CONSIGNE
Réécris le texte sur les présidents américains, tout ce qui va de "Le Congrès lui-même" jusqu'à "et la politique.", en remplaçant "Congrès" par "Parlement".

TEXTE FOURNI
────────
Tout comme les premiers ministres canadiens doivent faire face aux exigences des provinces, les présidents américains sont confrontés à l’opposition constante des États, en particulier les plus populeux : la Californie, le Texas, la Floride et New York. Les présidents américains n’oublient jamais que la guerre de Sécession a éclaté en partie parce que les intérêts de certains États n’avaient pas été suffisamment pris en compte à Washington.

Au Canada, et dans d’autres pays gouvernés selon le modèle de Westminster, le premier ministre détient à la fois le pouvoir exécutif et le pouvoir législatif. Le Cabinet décide des lois et des budgets qui seront votés au Parlement, et le premier ministre a la responsabilité de mettre en œuvre les décisions en tant que chef du gouvernement. Tout président américain regarde probablement avec envie l’énorme pouvoir des premiers ministres canadiens.
Batailles constantes
Le président américain, en revanche, ne dirige que la branche du gouvernement responsable de la mise en œuvre ou de l’exécution des décisions prises par les législateurs au Congrès. En conséquence, les présidents doivent se battre, faire du lobbying et négocier de manière constante avec le Congrès.
Le Congrès lui-même n’est pas monolithique, mais divisé en deux chambres — le Sénat et la Chambre des représentants — qui sont souvent à couteaux tirés en matière de législation et de budgets. Il n’y a pas ou peu de discipline de parti au Congrès, ce qui donne aux sénateurs et aux membres de la Chambre des représentants une influence considérable sur la législation et la politique.
────────
Extrait d'un jeu de données
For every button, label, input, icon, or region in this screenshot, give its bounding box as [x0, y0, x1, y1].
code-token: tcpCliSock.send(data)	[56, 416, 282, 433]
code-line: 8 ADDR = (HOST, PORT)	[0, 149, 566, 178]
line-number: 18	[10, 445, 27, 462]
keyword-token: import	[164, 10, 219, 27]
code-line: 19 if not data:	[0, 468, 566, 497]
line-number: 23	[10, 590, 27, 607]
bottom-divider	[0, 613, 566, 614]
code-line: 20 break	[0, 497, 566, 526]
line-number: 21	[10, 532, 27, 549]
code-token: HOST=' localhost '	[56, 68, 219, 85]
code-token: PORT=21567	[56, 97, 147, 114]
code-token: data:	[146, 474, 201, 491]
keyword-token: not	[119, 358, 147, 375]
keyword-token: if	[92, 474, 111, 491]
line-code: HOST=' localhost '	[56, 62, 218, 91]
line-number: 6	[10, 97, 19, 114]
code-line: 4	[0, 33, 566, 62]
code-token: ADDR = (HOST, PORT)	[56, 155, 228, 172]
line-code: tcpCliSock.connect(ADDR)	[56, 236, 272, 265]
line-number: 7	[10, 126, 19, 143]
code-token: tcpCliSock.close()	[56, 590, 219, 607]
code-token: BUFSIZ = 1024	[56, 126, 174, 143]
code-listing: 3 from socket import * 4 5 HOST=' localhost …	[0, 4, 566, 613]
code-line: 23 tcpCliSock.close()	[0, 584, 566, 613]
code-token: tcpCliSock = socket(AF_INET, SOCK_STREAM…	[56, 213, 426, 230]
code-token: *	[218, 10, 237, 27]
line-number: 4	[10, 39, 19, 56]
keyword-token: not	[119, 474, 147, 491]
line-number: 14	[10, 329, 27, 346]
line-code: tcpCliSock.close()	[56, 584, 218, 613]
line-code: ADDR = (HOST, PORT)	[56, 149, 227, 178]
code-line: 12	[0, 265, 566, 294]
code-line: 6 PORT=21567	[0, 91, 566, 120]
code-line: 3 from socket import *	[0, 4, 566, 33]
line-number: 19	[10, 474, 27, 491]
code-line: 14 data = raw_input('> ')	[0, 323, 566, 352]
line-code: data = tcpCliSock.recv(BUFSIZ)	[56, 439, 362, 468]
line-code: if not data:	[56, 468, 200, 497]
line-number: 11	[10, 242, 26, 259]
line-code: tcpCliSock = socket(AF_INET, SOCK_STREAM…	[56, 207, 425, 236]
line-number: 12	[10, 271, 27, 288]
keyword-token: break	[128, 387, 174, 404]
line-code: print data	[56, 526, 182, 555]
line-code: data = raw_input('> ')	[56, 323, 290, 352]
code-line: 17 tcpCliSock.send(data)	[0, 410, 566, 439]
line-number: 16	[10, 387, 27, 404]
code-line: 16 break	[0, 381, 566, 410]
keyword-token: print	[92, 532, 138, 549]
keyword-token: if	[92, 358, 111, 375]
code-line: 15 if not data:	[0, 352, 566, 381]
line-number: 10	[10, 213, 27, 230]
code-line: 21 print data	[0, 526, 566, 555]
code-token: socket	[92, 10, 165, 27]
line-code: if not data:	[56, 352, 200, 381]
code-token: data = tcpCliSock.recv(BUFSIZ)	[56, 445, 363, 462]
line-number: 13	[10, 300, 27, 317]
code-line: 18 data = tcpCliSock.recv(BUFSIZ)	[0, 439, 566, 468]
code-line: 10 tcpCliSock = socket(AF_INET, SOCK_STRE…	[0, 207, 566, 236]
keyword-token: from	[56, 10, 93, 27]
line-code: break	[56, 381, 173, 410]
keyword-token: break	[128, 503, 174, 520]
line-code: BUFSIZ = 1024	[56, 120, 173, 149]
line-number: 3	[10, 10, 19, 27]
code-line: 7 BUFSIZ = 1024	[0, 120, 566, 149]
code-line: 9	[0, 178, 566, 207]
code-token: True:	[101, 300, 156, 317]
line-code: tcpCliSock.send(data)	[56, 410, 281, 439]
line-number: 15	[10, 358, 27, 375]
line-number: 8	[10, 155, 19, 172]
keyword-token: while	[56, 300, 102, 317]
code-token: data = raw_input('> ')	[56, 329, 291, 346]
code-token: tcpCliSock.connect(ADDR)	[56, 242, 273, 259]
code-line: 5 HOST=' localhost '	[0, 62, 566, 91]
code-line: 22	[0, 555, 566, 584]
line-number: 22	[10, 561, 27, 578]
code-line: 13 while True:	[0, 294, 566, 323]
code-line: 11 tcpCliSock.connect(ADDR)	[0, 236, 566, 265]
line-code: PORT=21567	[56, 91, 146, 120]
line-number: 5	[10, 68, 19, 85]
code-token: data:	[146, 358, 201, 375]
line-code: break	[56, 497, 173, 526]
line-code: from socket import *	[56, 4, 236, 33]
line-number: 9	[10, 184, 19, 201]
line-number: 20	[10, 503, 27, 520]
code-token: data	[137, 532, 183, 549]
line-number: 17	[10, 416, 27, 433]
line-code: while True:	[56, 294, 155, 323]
────────
RÉPONSE ATTENDUE
Le Parlement lui-même n’est pas monolithique, mais divisé en deux chambres — le Sénat et la Chambre des représentants — qui sont souvent à couteaux tirés en matière de législation et de budgets. Il n’y a pas ou peu de discipline de parti au Parlement, ce qui donne aux sénateurs et aux membres de la Chambre des représentants une influence considérable sur la législation et la politique.